→ **Exercise**
Copy every line of the listing exactly.

→ **Materials provided**
<<<<
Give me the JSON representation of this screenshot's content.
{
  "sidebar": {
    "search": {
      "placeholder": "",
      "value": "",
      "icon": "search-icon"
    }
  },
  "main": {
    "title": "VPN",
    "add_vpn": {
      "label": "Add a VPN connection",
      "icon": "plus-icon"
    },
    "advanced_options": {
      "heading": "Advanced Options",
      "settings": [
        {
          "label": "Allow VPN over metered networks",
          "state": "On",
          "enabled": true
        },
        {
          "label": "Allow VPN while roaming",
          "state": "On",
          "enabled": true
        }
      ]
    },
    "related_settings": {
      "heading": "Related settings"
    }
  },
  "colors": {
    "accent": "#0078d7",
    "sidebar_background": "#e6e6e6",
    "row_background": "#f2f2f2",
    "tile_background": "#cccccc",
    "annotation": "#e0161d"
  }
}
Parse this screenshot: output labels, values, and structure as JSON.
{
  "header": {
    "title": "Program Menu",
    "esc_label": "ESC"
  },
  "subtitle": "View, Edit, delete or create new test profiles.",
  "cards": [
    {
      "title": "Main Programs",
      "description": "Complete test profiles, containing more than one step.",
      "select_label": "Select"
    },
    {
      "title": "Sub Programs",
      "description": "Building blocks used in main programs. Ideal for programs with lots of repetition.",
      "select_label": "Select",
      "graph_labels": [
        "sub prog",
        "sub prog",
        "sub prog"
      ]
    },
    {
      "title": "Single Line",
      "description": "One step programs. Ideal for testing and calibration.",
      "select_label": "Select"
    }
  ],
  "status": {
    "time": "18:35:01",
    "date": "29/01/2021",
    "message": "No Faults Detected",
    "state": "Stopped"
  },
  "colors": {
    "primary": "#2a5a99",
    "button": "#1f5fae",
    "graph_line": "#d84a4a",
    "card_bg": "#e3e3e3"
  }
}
>>>>
→ **Correct output**
Give me the JSON representation of this screenshot's content.
{
  "sidebar": {
    "search": {
      "placeholder": "",
      "value": "",
      "icon": "search-icon"
    }
  },
  "main": {
    "title": "VPN",
    "add_vpn": {
      "label": "Add a VPN connection",
      "icon": "plus-icon"
    },
    "advanced_options": {
      "heading": "Advanced Options",
      "settings": [
        {
          "label": "Allow VPN over metered networks",
          "state": "On",
          "enabled": true
        },
        {
          "label": "Allow VPN while roaming",
          "state": "On",
          "enabled": true
        }
      ]
    },
    "related_settings": {
      "heading": "Related settings"
    }
  },
  "colors": {
    "accent": "#0078d7",
    "sidebar_background": "#e6e6e6",
    "row_background": "#f2f2f2",
    "tile_background": "#cccccc",
    "annotation": "#e0161d"
  }
}
Parse this screenshot: output labels, values, and structure as JSON.
{
  "header": {
    "title": "Program Menu",
    "esc_label": "ESC"
  },
  "subtitle": "View, Edit, delete or create new test profiles.",
  "cards": [
    {
      "title": "Main Programs",
      "description": "Complete test profiles, containing more than one step.",
      "select_label": "Select"
    },
    {
      "title": "Sub Programs",
      "description": "Building blocks used in main programs. Ideal for programs with lots of repetition.",
      "select_label": "Select",
      "graph_labels": [
        "sub prog",
        "sub prog",
        "sub prog"
      ]
    },
    {
      "title": "Single Line",
      "description": "One step programs. Ideal for testing and calibration.",
      "select_label": "Select"
    }
  ],
  "status": {
    "time": "18:35:01",
    "date": "29/01/2021",
    "message": "No Faults Detected",
    "state": "Stopped"
  },
  "colors": {
    "primary": "#2a5a99",
    "button": "#1f5fae",
    "graph_line": "#d84a4a",
    "card_bg": "#e3e3e3"
  }
}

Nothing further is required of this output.